**WHAT YOU WILL DO:** Repeat the records below exactly.

Records excerpted from a collection
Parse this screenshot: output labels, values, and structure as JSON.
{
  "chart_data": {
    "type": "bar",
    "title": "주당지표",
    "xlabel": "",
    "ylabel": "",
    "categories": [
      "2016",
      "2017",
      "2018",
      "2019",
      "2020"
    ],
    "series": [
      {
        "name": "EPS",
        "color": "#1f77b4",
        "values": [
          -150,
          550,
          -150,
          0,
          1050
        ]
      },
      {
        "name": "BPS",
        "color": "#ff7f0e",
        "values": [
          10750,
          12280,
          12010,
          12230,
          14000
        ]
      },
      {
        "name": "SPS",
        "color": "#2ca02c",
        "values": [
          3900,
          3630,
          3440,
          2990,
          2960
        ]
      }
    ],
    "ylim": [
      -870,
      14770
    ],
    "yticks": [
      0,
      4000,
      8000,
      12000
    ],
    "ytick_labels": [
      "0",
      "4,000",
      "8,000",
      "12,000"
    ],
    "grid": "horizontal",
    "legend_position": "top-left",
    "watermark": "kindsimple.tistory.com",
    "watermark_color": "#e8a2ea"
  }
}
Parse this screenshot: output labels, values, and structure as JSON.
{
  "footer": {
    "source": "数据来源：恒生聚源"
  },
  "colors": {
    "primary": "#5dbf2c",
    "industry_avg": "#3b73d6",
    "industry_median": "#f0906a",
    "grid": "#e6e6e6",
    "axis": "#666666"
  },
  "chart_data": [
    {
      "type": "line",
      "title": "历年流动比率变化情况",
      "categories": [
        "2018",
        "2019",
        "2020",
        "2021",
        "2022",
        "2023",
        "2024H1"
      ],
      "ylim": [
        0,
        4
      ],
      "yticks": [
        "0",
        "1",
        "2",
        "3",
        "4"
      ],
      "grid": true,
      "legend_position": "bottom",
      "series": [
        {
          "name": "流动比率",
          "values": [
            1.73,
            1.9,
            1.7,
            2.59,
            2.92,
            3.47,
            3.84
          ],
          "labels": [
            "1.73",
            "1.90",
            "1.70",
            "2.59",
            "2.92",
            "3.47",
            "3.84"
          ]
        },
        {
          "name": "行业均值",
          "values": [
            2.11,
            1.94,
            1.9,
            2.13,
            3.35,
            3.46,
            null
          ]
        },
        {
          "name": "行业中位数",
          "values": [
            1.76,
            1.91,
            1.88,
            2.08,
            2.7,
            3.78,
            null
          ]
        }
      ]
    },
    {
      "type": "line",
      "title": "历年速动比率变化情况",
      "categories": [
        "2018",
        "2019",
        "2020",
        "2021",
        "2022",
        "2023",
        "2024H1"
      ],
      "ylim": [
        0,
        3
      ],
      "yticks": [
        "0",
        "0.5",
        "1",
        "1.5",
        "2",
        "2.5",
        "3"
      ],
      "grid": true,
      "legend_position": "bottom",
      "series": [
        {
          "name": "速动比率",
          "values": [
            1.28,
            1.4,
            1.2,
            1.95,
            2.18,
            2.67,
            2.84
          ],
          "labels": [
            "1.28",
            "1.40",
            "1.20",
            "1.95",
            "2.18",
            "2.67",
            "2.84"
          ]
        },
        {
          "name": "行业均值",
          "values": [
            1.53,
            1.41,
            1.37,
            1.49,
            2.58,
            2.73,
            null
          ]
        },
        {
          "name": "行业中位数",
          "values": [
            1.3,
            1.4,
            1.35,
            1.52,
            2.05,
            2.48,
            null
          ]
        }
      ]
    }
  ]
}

**TASK RESULT:**
Parse this screenshot: output labels, values, and structure as JSON.
{
  "chart_data": {
    "type": "bar",
    "title": "주당지표",
    "xlabel": "",
    "ylabel": "",
    "categories": [
      "2016",
      "2017",
      "2018",
      "2019",
      "2020"
    ],
    "series": [
      {
        "name": "EPS",
        "color": "#1f77b4",
        "values": [
          -150,
          550,
          -150,
          0,
          1050
        ]
      },
      {
        "name": "BPS",
        "color": "#ff7f0e",
        "values": [
          10750,
          12280,
          12010,
          12230,
          14000
        ]
      },
      {
        "name": "SPS",
        "color": "#2ca02c",
        "values": [
          3900,
          3630,
          3440,
          2990,
          2960
        ]
      }
    ],
    "ylim": [
      -870,
      14770
    ],
    "yticks": [
      0,
      4000,
      8000,
      12000
    ],
    "ytick_labels": [
      "0",
      "4,000",
      "8,000",
      "12,000"
    ],
    "grid": "horizontal",
    "legend_position": "top-left",
    "watermark": "kindsimple.tistory.com",
    "watermark_color": "#e8a2ea"
  }
}
Parse this screenshot: output labels, values, and structure as JSON.
{
  "footer": {
    "source": "数据来源：恒生聚源"
  },
  "colors": {
    "primary": "#5dbf2c",
    "industry_avg": "#3b73d6",
    "industry_median": "#f0906a",
    "grid": "#e6e6e6",
    "axis": "#666666"
  },
  "chart_data": [
    {
      "type": "line",
      "title": "历年流动比率变化情况",
      "categories": [
        "2018",
        "2019",
        "2020",
        "2021",
        "2022",
        "2023",
        "2024H1"
      ],
      "ylim": [
        0,
        4
      ],
      "yticks": [
        "0",
        "1",
        "2",
        "3",
        "4"
      ],
      "grid": true,
      "legend_position": "bottom",
      "series": [
        {
          "name": "流动比率",
          "values": [
            1.73,
            1.9,
            1.7,
            2.59,
            2.92,
            3.47,
            3.84
          ],
          "labels": [
            "1.73",
            "1.90",
            "1.70",
            "2.59",
            "2.92",
            "3.47",
            "3.84"
          ]
        },
        {
          "name": "行业均值",
          "values": [
            2.11,
            1.94,
            1.9,
            2.13,
            3.35,
            3.46,
            null
          ]
        },
        {
          "name": "行业中位数",
          "values": [
            1.76,
            1.91,
            1.88,
            2.08,
            2.7,
            3.78,
            null
          ]
        }
      ]
    },
    {
      "type": "line",
      "title": "历年速动比率变化情况",
      "categories": [
        "2018",
        "2019",
        "2020",
        "2021",
        "2022",
        "2023",
        "2024H1"
      ],
      "ylim": [
        0,
        3
      ],
      "yticks": [
        "0",
        "0.5",
        "1",
        "1.5",
        "2",
        "2.5",
        "3"
      ],
      "grid": true,
      "legend_position": "bottom",
      "series": [
        {
          "name": "速动比率",
          "values": [
            1.28,
            1.4,
            1.2,
            1.95,
            2.18,
            2.67,
            2.84
          ],
          "labels": [
            "1.28",
            "1.40",
            "1.20",
            "1.95",
            "2.18",
            "2.67",
            "2.84"
          ]
        },
        {
          "name": "行业均值",
          "values": [
            1.53,
            1.41,
            1.37,
            1.49,
            2.58,
            2.73,
            null
          ]
        },
        {
          "name": "行业中位数",
          "values": [
            1.3,
            1.4,
            1.35,
            1.52,
            2.05,
            2.48,
            null
          ]
        }
      ]
    }
  ]
}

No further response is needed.